▶ _WRITTEN REQUEST_: Produce the listing below again, exactly as shown.

Dataset rows about figures
|---|
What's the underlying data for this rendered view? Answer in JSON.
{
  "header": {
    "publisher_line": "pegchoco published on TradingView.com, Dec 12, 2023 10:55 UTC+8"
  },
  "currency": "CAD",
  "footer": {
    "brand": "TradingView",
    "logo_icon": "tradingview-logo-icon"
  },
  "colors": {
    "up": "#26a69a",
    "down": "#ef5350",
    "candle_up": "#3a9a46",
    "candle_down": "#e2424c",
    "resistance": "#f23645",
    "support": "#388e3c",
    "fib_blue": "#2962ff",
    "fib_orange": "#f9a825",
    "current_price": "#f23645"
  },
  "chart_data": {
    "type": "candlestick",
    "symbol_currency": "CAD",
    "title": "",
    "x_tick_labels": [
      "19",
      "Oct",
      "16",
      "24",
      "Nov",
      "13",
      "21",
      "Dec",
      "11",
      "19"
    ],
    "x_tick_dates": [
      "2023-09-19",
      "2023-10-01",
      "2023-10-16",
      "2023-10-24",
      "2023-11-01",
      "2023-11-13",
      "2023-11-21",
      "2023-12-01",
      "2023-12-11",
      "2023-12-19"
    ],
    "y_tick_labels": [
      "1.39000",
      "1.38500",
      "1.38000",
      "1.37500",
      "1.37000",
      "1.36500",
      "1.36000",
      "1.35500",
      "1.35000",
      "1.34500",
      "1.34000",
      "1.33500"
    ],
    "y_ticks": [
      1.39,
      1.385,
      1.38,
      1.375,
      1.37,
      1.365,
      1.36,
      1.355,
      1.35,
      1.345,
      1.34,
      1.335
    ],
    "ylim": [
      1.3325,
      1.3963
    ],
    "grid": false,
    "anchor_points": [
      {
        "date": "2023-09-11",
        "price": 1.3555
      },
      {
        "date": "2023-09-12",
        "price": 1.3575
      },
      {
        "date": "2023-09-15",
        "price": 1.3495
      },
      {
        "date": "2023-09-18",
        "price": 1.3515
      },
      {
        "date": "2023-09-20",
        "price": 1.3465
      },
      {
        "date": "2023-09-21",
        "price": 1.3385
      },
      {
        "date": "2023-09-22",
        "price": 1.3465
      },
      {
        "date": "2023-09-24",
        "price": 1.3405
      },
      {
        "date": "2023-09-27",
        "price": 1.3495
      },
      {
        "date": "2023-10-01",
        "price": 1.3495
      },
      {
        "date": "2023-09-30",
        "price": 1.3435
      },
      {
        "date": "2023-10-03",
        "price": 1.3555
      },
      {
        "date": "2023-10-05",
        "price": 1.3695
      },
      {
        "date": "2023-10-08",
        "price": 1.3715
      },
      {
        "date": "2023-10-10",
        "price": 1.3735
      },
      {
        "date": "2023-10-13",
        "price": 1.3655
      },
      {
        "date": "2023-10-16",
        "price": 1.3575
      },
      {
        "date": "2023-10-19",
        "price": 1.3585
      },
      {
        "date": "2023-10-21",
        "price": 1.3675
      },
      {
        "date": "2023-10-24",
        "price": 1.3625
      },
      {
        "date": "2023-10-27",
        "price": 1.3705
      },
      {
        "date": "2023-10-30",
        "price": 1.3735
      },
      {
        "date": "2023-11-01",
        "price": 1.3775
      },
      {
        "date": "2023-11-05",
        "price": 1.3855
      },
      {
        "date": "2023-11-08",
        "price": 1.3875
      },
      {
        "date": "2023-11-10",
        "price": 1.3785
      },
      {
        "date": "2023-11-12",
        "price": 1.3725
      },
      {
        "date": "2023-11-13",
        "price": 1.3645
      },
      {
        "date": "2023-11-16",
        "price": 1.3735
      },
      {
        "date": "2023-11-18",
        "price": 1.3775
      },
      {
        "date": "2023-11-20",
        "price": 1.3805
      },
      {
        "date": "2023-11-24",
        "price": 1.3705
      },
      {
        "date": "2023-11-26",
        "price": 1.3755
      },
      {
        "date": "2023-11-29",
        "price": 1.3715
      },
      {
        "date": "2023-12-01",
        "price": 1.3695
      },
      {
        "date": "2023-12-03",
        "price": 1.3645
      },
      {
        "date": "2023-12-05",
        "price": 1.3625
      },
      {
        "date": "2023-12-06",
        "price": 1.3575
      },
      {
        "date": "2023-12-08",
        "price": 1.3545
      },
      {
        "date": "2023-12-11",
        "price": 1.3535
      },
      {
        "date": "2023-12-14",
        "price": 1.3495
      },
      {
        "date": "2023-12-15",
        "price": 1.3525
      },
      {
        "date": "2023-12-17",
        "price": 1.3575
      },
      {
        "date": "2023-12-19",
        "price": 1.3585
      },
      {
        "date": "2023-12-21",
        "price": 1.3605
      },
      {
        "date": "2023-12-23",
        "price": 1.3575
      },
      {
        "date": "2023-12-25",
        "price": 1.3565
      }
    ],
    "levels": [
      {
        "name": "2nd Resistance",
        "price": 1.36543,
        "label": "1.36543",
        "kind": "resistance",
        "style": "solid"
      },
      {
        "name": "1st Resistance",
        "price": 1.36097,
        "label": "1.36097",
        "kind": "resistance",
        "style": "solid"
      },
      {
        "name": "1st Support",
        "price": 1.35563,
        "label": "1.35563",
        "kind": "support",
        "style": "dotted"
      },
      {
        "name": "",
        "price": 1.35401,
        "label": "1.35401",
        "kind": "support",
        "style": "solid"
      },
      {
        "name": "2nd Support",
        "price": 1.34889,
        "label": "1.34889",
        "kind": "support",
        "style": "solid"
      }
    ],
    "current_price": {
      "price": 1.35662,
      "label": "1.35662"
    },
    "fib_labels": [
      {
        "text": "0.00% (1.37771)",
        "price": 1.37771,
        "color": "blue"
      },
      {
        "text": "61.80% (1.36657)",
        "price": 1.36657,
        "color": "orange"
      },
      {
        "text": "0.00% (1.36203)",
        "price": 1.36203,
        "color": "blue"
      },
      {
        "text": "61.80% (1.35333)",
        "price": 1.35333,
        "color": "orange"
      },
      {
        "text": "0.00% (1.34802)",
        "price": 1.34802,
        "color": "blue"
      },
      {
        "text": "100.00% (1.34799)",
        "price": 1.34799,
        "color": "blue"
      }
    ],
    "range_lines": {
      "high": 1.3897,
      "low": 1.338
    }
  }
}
|---|
▶ _EXPECTED ANSWER_:
What's the underlying data for this rendered view? Answer in JSON.
{
  "header": {
    "publisher_line": "pegchoco published on TradingView.com, Dec 12, 2023 10:55 UTC+8"
  },
  "currency": "CAD",
  "footer": {
    "brand": "TradingView",
    "logo_icon": "tradingview-logo-icon"
  },
  "colors": {
    "up": "#26a69a",
    "down": "#ef5350",
    "candle_up": "#3a9a46",
    "candle_down": "#e2424c",
    "resistance": "#f23645",
    "support": "#388e3c",
    "fib_blue": "#2962ff",
    "fib_orange": "#f9a825",
    "current_price": "#f23645"
  },
  "chart_data": {
    "type": "candlestick",
    "symbol_currency": "CAD",
    "title": "",
    "x_tick_labels": [
      "19",
      "Oct",
      "16",
      "24",
      "Nov",
      "13",
      "21",
      "Dec",
      "11",
      "19"
    ],
    "x_tick_dates": [
      "2023-09-19",
      "2023-10-01",
      "2023-10-16",
      "2023-10-24",
      "2023-11-01",
      "2023-11-13",
      "2023-11-21",
      "2023-12-01",
      "2023-12-11",
      "2023-12-19"
    ],
    "y_tick_labels": [
      "1.39000",
      "1.38500",
      "1.38000",
      "1.37500",
      "1.37000",
      "1.36500",
      "1.36000",
      "1.35500",
      "1.35000",
      "1.34500",
      "1.34000",
      "1.33500"
    ],
    "y_ticks": [
      1.39,
      1.385,
      1.38,
      1.375,
      1.37,
      1.365,
      1.36,
      1.355,
      1.35,
      1.345,
      1.34,
      1.335
    ],
    "ylim": [
      1.3325,
      1.3963
    ],
    "grid": false,
    "anchor_points": [
      {
        "date": "2023-09-11",
        "price": 1.3555
      },
      {
        "date": "2023-09-12",
        "price": 1.3575
      },
      {
        "date": "2023-09-15",
        "price": 1.3495
      },
      {
        "date": "2023-09-18",
        "price": 1.3515
      },
      {
        "date": "2023-09-20",
        "price": 1.3465
      },
      {
        "date": "2023-09-21",
        "price": 1.3385
      },
      {
        "date": "2023-09-22",
        "price": 1.3465
      },
      {
        "date": "2023-09-24",
        "price": 1.3405
      },
      {
        "date": "2023-09-27",
        "price": 1.3495
      },
      {
        "date": "2023-10-01",
        "price": 1.3495
      },
      {
        "date": "2023-09-30",
        "price": 1.3435
      },
      {
        "date": "2023-10-03",
        "price": 1.3555
      },
      {
        "date": "2023-10-05",
        "price": 1.3695
      },
      {
        "date": "2023-10-08",
        "price": 1.3715
      },
      {
        "date": "2023-10-10",
        "price": 1.3735
      },
      {
        "date": "2023-10-13",
        "price": 1.3655
      },
      {
        "date": "2023-10-16",
        "price": 1.3575
      },
      {
        "date": "2023-10-19",
        "price": 1.3585
      },
      {
        "date": "2023-10-21",
        "price": 1.3675
      },
      {
        "date": "2023-10-24",
        "price": 1.3625
      },
      {
        "date": "2023-10-27",
        "price": 1.3705
      },
      {
        "date": "2023-10-30",
        "price": 1.3735
      },
      {
        "date": "2023-11-01",
        "price": 1.3775
      },
      {
        "date": "2023-11-05",
        "price": 1.3855
      },
      {
        "date": "2023-11-08",
        "price": 1.3875
      },
      {
        "date": "2023-11-10",
        "price": 1.3785
      },
      {
        "date": "2023-11-12",
        "price": 1.3725
      },
      {
        "date": "2023-11-13",
        "price": 1.3645
      },
      {
        "date": "2023-11-16",
        "price": 1.3735
      },
      {
        "date": "2023-11-18",
        "price": 1.3775
      },
      {
        "date": "2023-11-20",
        "price": 1.3805
      },
      {
        "date": "2023-11-24",
        "price": 1.3705
      },
      {
        "date": "2023-11-26",
        "price": 1.3755
      },
      {
        "date": "2023-11-29",
        "price": 1.3715
      },
      {
        "date": "2023-12-01",
        "price": 1.3695
      },
      {
        "date": "2023-12-03",
        "price": 1.3645
      },
      {
        "date": "2023-12-05",
        "price": 1.3625
      },
      {
        "date": "2023-12-06",
        "price": 1.3575
      },
      {
        "date": "2023-12-08",
        "price": 1.3545
      },
      {
        "date": "2023-12-11",
        "price": 1.3535
      },
      {
        "date": "2023-12-14",
        "price": 1.3495
      },
      {
        "date": "2023-12-15",
        "price": 1.3525
      },
      {
        "date": "2023-12-17",
        "price": 1.3575
      },
      {
        "date": "2023-12-19",
        "price": 1.3585
      },
      {
        "date": "2023-12-21",
        "price": 1.3605
      },
      {
        "date": "2023-12-23",
        "price": 1.3575
      },
      {
        "date": "2023-12-25",
        "price": 1.3565
      }
    ],
    "levels": [
      {
        "name": "2nd Resistance",
        "price": 1.36543,
        "label": "1.36543",
        "kind": "resistance",
        "style": "solid"
      },
      {
        "name": "1st Resistance",
        "price": 1.36097,
        "label": "1.36097",
        "kind": "resistance",
        "style": "solid"
      },
      {
        "name": "1st Support",
        "price": 1.35563,
        "label": "1.35563",
        "kind": "support",
        "style": "dotted"
      },
      {
        "name": "",
        "price": 1.35401,
        "label": "1.35401",
        "kind": "support",
        "style": "solid"
      },
      {
        "name": "2nd Support",
        "price": 1.34889,
        "label": "1.34889",
        "kind": "support",
        "style": "solid"
      }
    ],
    "current_price": {
      "price": 1.35662,
      "label": "1.35662"
    },
    "fib_labels": [
      {
        "text": "0.00% (1.37771)",
        "price": 1.37771,
        "color": "blue"
      },
      {
        "text": "61.80% (1.36657)",
        "price": 1.36657,
        "color": "orange"
      },
      {
        "text": "0.00% (1.36203)",
        "price": 1.36203,
        "color": "blue"
      },
      {
        "text": "61.80% (1.35333)",
        "price": 1.35333,
        "color": "orange"
      },
      {
        "text": "0.00% (1.34802)",
        "price": 1.34802,
        "color": "blue"
      },
      {
        "text": "100.00% (1.34799)",
        "price": 1.34799,
        "color": "blue"
      }
    ],
    "range_lines": {
      "high": 1.3897,
      "low": 1.338
    }
  }
}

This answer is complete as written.